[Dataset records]
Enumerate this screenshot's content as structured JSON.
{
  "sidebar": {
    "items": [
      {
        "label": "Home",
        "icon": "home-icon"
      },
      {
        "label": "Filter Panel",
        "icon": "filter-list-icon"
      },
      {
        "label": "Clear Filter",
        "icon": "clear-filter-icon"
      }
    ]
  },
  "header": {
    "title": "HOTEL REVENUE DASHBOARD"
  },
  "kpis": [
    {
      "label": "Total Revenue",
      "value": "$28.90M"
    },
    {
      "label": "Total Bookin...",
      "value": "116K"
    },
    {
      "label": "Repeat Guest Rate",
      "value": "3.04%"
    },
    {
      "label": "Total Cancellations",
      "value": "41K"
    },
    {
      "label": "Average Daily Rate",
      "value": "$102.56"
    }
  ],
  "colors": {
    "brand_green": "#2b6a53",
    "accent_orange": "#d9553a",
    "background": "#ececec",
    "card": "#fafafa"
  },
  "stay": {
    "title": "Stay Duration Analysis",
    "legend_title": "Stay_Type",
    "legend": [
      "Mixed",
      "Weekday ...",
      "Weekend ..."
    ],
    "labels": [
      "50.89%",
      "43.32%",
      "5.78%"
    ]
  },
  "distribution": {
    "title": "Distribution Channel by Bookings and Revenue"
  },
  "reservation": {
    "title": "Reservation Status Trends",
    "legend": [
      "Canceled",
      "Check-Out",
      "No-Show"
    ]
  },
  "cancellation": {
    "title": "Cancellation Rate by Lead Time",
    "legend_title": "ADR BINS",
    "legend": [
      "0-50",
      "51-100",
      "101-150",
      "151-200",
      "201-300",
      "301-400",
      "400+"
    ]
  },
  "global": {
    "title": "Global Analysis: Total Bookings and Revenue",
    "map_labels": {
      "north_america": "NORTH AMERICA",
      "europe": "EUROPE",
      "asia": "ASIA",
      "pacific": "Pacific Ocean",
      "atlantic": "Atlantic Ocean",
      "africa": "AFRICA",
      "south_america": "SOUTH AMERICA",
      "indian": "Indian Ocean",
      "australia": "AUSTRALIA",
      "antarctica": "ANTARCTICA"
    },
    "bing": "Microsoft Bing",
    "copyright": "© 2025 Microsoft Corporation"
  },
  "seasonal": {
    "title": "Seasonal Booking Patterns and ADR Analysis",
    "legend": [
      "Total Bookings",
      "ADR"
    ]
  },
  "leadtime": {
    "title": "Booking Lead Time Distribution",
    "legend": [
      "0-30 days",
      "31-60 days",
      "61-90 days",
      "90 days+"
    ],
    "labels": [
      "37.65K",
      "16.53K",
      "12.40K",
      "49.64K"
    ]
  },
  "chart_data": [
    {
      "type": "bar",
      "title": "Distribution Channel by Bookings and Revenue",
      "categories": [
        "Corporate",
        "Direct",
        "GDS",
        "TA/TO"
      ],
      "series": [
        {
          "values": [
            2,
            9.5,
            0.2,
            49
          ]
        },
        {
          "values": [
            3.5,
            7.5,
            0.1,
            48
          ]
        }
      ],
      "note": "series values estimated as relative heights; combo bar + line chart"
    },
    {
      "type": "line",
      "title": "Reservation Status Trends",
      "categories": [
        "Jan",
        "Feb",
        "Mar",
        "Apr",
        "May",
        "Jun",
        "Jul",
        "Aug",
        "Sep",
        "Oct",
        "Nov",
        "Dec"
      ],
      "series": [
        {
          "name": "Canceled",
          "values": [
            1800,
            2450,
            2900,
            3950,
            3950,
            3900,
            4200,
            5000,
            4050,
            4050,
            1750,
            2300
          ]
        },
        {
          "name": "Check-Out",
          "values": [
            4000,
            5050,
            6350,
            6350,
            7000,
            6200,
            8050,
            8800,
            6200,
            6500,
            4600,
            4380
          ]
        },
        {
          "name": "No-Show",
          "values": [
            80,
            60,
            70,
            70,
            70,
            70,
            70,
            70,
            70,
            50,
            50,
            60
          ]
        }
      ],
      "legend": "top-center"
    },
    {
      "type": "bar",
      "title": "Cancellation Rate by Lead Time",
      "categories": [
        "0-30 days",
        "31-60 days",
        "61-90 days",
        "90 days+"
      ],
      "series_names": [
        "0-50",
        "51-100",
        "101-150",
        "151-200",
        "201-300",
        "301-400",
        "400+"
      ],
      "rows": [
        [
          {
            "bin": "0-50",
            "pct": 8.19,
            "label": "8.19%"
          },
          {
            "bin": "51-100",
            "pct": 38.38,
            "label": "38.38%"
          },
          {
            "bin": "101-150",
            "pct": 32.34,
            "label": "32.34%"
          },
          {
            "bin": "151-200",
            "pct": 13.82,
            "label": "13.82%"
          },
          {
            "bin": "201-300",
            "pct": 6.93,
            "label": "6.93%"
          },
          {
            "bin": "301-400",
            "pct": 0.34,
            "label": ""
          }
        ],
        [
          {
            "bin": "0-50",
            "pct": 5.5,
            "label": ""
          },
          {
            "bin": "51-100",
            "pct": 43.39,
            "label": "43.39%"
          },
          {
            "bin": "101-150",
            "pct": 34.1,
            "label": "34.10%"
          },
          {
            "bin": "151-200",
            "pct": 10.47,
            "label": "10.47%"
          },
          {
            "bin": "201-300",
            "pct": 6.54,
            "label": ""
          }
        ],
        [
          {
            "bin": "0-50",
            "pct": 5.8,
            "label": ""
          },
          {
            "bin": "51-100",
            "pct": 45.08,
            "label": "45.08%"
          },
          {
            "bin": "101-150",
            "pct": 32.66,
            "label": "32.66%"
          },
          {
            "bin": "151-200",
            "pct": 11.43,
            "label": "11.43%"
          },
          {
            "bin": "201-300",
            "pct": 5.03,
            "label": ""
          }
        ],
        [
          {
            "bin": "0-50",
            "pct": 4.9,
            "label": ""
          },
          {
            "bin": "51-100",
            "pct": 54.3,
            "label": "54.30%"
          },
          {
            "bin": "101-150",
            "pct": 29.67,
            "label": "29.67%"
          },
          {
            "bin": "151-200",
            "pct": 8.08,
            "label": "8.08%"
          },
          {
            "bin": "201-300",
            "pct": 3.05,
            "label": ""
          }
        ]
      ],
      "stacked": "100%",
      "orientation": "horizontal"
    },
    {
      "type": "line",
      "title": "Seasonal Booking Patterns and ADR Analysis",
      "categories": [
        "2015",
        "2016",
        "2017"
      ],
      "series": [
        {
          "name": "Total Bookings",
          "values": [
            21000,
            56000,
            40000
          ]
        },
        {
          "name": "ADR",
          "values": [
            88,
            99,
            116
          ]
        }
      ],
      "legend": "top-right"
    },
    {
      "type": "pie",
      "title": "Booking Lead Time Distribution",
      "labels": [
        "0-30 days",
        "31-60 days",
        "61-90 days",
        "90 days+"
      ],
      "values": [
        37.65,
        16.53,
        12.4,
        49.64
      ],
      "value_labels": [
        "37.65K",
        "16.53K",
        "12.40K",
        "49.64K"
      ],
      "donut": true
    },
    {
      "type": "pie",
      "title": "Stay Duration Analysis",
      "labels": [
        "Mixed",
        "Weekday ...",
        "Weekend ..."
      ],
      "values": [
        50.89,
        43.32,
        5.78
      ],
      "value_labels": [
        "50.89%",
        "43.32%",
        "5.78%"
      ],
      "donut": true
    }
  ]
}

#### THE EXERCISE
Extract the complete data, matching each line exactly.

#### EXERCISE OUTPUT
Enumerate this screenshot's content as structured JSON.
{
  "sidebar": {
    "items": [
      {
        "label": "Home",
        "icon": "home-icon"
      },
      {
        "label": "Filter Panel",
        "icon": "filter-list-icon"
      },
      {
        "label": "Clear Filter",
        "icon": "clear-filter-icon"
      }
    ]
  },
  "header": {
    "title": "HOTEL REVENUE DASHBOARD"
  },
  "kpis": [
    {
      "label": "Total Revenue",
      "value": "$28.90M"
    },
    {
      "label": "Total Bookin...",
      "value": "116K"
    },
    {
      "label": "Repeat Guest Rate",
      "value": "3.04%"
    },
    {
      "label": "Total Cancellations",
      "value": "41K"
    },
    {
      "label": "Average Daily Rate",
      "value": "$102.56"
    }
  ],
  "colors": {
    "brand_green": "#2b6a53",
    "accent_orange": "#d9553a",
    "background": "#ececec",
    "card": "#fafafa"
  },
  "stay": {
    "title": "Stay Duration Analysis",
    "legend_title": "Stay_Type",
    "legend": [
      "Mixed",
      "Weekday ...",
      "Weekend ..."
    ],
    "labels": [
      "50.89%",
      "43.32%",
      "5.78%"
    ]
  },
  "distribution": {
    "title": "Distribution Channel by Bookings and Revenue"
  },
  "reservation": {
    "title": "Reservation Status Trends",
    "legend": [
      "Canceled",
      "Check-Out",
      "No-Show"
    ]
  },
  "cancellation": {
    "title": "Cancellation Rate by Lead Time",
    "legend_title": "ADR BINS",
    "legend": [
      "0-50",
      "51-100",
      "101-150",
      "151-200",
      "201-300",
      "301-400",
      "400+"
    ]
  },
  "global": {
    "title": "Global Analysis: Total Bookings and Revenue",
    "map_labels": {
      "north_america": "NORTH AMERICA",
      "europe": "EUROPE",
      "asia": "ASIA",
      "pacific": "Pacific Ocean",
      "atlantic": "Atlantic Ocean",
      "africa": "AFRICA",
      "south_america": "SOUTH AMERICA",
      "indian": "Indian Ocean",
      "australia": "AUSTRALIA",
      "antarctica": "ANTARCTICA"
    },
    "bing": "Microsoft Bing",
    "copyright": "© 2025 Microsoft Corporation"
  },
  "seasonal": {
    "title": "Seasonal Booking Patterns and ADR Analysis",
    "legend": [
      "Total Bookings",
      "ADR"
    ]
  },
  "leadtime": {
    "title": "Booking Lead Time Distribution",
    "legend": [
      "0-30 days",
      "31-60 days",
      "61-90 days",
      "90 days+"
    ],
    "labels": [
      "37.65K",
      "16.53K",
      "12.40K",
      "49.64K"
    ]
  },
  "chart_data": [
    {
      "type": "bar",
      "title": "Distribution Channel by Bookings and Revenue",
      "categories": [
        "Corporate",
        "Direct",
        "GDS",
        "TA/TO"
      ],
      "series": [
        {
          "values": [
            2,
            9.5,
            0.2,
            49
          ]
        },
        {
          "values": [
            3.5,
            7.5,
            0.1,
            48
          ]
        }
      ],
      "note": "series values estimated as relative heights; combo bar + line chart"
    },
    {
      "type": "line",
      "title": "Reservation Status Trends",
      "categories": [
        "Jan",
        "Feb",
        "Mar",
        "Apr",
        "May",
        "Jun",
        "Jul",
        "Aug",
        "Sep",
        "Oct",
        "Nov",
        "Dec"
      ],
      "series": [
        {
          "name": "Canceled",
          "values": [
            1800,
            2450,
            2900,
            3950,
            3950,
            3900,
            4200,
            5000,
            4050,
            4050,
            1750,
            2300
          ]
        },
        {
          "name": "Check-Out",
          "values": [
            4000,
            5050,
            6350,
            6350,
            7000,
            6200,
            8050,
            8800,
            6200,
            6500,
            4600,
            4380
          ]
        },
        {
          "name": "No-Show",
          "values": [
            80,
            60,
            70,
            70,
            70,
            70,
            70,
            70,
            70,
            50,
            50,
            60
          ]
        }
      ],
      "legend": "top-center"
    },
    {
      "type": "bar",
      "title": "Cancellation Rate by Lead Time",
      "categories": [
        "0-30 days",
        "31-60 days",
        "61-90 days",
        "90 days+"
      ],
      "series_names": [
        "0-50",
        "51-100",
        "101-150",
        "151-200",
        "201-300",
        "301-400",
        "400+"
      ],
      "rows": [
        [
          {
            "bin": "0-50",
            "pct": 8.19,
            "label": "8.19%"
          },
          {
            "bin": "51-100",
            "pct": 38.38,
            "label": "38.38%"
          },
          {
            "bin": "101-150",
            "pct": 32.34,
            "label": "32.34%"
          },
          {
            "bin": "151-200",
            "pct": 13.82,
            "label": "13.82%"
          },
          {
            "bin": "201-300",
            "pct": 6.93,
            "label": "6.93%"
          },
          {
            "bin": "301-400",
            "pct": 0.34,
            "label": ""
          }
        ],
        [
          {
            "bin": "0-50",
            "pct": 5.5,
            "label": ""
          },
          {
            "bin": "51-100",
            "pct": 43.39,
            "label": "43.39%"
          },
          {
            "bin": "101-150",
            "pct": 34.1,
            "label": "34.10%"
          },
          {
            "bin": "151-200",
            "pct": 10.47,
            "label": "10.47%"
          },
          {
            "bin": "201-300",
            "pct": 6.54,
            "label": ""
          }
        ],
        [
          {
            "bin": "0-50",
            "pct": 5.8,
            "label": ""
          },
          {
            "bin": "51-100",
            "pct": 45.08,
            "label": "45.08%"
          },
          {
            "bin": "101-150",
            "pct": 32.66,
            "label": "32.66%"
          },
          {
            "bin": "151-200",
            "pct": 11.43,
            "label": "11.43%"
          },
          {
            "bin": "201-300",
            "pct": 5.03,
            "label": ""
          }
        ],
        [
          {
            "bin": "0-50",
            "pct": 4.9,
            "label": ""
          },
          {
            "bin": "51-100",
            "pct": 54.3,
            "label": "54.30%"
          },
          {
            "bin": "101-150",
            "pct": 29.67,
            "label": "29.67%"
          },
          {
            "bin": "151-200",
            "pct": 8.08,
            "label": "8.08%"
          },
          {
            "bin": "201-300",
            "pct": 3.05,
            "label": ""
          }
        ]
      ],
      "stacked": "100%",
      "orientation": "horizontal"
    },
    {
      "type": "line",
      "title": "Seasonal Booking Patterns and ADR Analysis",
      "categories": [
        "2015",
        "2016",
        "2017"
      ],
      "series": [
        {
          "name": "Total Bookings",
          "values": [
            21000,
            56000,
            40000
          ]
        },
        {
          "name": "ADR",
          "values": [
            88,
            99,
            116
          ]
        }
      ],
      "legend": "top-right"
    },
    {
      "type": "pie",
      "title": "Booking Lead Time Distribution",
      "labels": [
        "0-30 days",
        "31-60 days",
        "61-90 days",
        "90 days+"
      ],
      "values": [
        37.65,
        16.53,
        12.4,
        49.64
      ],
      "value_labels": [
        "37.65K",
        "16.53K",
        "12.40K",
        "49.64K"
      ],
      "donut": true
    },
    {
      "type": "pie",
      "title": "Stay Duration Analysis",
      "labels": [
        "Mixed",
        "Weekday ...",
        "Weekend ..."
      ],
      "values": [
        50.89,
        43.32,
        5.78
      ],
      "value_labels": [
        "50.89%",
        "43.32%",
        "5.78%"
      ],
      "donut": true
    }
  ]
}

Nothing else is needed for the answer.